MATERIAL FOR THIS EXERCISE
>> Begin
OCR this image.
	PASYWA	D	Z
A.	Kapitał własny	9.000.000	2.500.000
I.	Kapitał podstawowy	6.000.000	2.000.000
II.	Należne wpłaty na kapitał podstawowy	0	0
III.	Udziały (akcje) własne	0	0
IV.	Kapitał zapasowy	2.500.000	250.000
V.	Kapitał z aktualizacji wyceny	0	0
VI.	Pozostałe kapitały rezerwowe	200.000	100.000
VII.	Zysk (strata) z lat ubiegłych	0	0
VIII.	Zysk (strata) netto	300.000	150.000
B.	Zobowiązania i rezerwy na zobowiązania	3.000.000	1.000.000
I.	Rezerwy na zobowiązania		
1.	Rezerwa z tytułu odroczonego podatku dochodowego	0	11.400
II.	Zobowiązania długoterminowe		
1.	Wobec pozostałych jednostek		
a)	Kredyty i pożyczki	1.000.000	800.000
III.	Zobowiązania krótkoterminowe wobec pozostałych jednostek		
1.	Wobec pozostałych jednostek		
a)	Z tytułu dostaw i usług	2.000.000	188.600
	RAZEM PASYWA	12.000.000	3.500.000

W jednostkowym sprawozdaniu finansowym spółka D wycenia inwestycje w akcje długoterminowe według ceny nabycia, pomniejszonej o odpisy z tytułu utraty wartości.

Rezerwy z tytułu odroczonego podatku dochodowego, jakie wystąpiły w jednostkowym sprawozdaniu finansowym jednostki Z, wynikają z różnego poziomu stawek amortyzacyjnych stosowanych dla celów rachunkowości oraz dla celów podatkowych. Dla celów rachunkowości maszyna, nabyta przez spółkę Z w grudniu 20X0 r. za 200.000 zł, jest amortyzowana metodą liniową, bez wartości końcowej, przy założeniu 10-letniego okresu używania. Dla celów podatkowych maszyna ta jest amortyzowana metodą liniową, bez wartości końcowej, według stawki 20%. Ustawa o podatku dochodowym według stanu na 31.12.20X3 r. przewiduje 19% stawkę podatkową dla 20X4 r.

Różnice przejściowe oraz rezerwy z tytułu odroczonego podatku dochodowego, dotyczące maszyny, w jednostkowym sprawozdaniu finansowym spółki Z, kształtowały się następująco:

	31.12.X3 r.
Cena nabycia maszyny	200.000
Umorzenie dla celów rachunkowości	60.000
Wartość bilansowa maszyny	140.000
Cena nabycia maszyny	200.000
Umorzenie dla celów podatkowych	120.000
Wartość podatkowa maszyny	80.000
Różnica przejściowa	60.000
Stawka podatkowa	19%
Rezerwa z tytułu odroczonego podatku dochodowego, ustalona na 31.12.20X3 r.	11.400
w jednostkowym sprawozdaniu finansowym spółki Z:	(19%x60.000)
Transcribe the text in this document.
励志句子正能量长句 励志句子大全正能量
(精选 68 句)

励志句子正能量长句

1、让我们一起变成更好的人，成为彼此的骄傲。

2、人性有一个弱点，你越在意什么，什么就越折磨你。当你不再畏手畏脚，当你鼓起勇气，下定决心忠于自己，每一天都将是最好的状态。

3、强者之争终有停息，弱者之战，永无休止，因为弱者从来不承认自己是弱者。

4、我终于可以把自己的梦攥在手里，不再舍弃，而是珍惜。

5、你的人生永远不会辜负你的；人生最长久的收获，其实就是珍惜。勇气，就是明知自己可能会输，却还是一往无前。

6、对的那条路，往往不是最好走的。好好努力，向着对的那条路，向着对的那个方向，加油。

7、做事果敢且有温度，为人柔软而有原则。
>> End
WORK TO DO
Output an exact copy of each record.

WRITTEN SOLUTION
OCR this image.
	PASYWA	D	Z
A.	Kapitał własny	9.000.000	2.500.000
I.	Kapitał podstawowy	6.000.000	2.000.000
II.	Należne wpłaty na kapitał podstawowy	0	0
III.	Udziały (akcje) własne	0	0
IV.	Kapitał zapasowy	2.500.000	250.000
V.	Kapitał z aktualizacji wyceny	0	0
VI.	Pozostałe kapitały rezerwowe	200.000	100.000
VII.	Zysk (strata) z lat ubiegłych	0	0
VIII.	Zysk (strata) netto	300.000	150.000
B.	Zobowiązania i rezerwy na zobowiązania	3.000.000	1.000.000
I.	Rezerwy na zobowiązania		
1.	Rezerwa z tytułu odroczonego podatku dochodowego	0	11.400
II.	Zobowiązania długoterminowe		
1.	Wobec pozostałych jednostek		
a)	Kredyty i pożyczki	1.000.000	800.000
III.	Zobowiązania krótkoterminowe wobec pozostałych jednostek		
1.	Wobec pozostałych jednostek		
a)	Z tytułu dostaw i usług	2.000.000	188.600
	RAZEM PASYWA	12.000.000	3.500.000

W jednostkowym sprawozdaniu finansowym spółka D wycenia inwestycje w akcje długoterminowe według ceny nabycia, pomniejszonej o odpisy z tytułu utraty wartości.

Rezerwy z tytułu odroczonego podatku dochodowego, jakie wystąpiły w jednostkowym sprawozdaniu finansowym jednostki Z, wynikają z różnego poziomu stawek amortyzacyjnych stosowanych dla celów rachunkowości oraz dla celów podatkowych. Dla celów rachunkowości maszyna, nabyta przez spółkę Z w grudniu 20X0 r. za 200.000 zł, jest amortyzowana metodą liniową, bez wartości końcowej, przy założeniu 10-letniego okresu używania. Dla celów podatkowych maszyna ta jest amortyzowana metodą liniową, bez wartości końcowej, według stawki 20%. Ustawa o podatku dochodowym według stanu na 31.12.20X3 r. przewiduje 19% stawkę podatkową dla 20X4 r.

Różnice przejściowe oraz rezerwy z tytułu odroczonego podatku dochodowego, dotyczące maszyny, w jednostkowym sprawozdaniu finansowym spółki Z, kształtowały się następująco:

	31.12.X3 r.
Cena nabycia maszyny	200.000
Umorzenie dla celów rachunkowości	60.000
Wartość bilansowa maszyny	140.000
Cena nabycia maszyny	200.000
Umorzenie dla celów podatkowych	120.000
Wartość podatkowa maszyny	80.000
Różnica przejściowa	60.000
Stawka podatkowa	19%
Rezerwa z tytułu odroczonego podatku dochodowego, ustalona na 31.12.20X3 r.	11.400
w jednostkowym sprawozdaniu finansowym spółki Z:	(19%x60.000)
Transcribe the text in this document.
励志句子正能量长句 励志句子大全正能量
(精选 68 句)

励志句子正能量长句

1、让我们一起变成更好的人，成为彼此的骄傲。

2、人性有一个弱点，你越在意什么，什么就越折磨你。当你不再畏手畏脚，当你鼓起勇气，下定决心忠于自己，每一天都将是最好的状态。

3、强者之争终有停息，弱者之战，永无休止，因为弱者从来不承认自己是弱者。

4、我终于可以把自己的梦攥在手里，不再舍弃，而是珍惜。

5、你的人生永远不会辜负你的；人生最长久的收获，其实就是珍惜。勇气，就是明知自己可能会输，却还是一往无前。

6、对的那条路，往往不是最好走的。好好努力，向着对的那条路，向着对的那个方向，加油。

7、做事果敢且有温度，为人柔软而有原则。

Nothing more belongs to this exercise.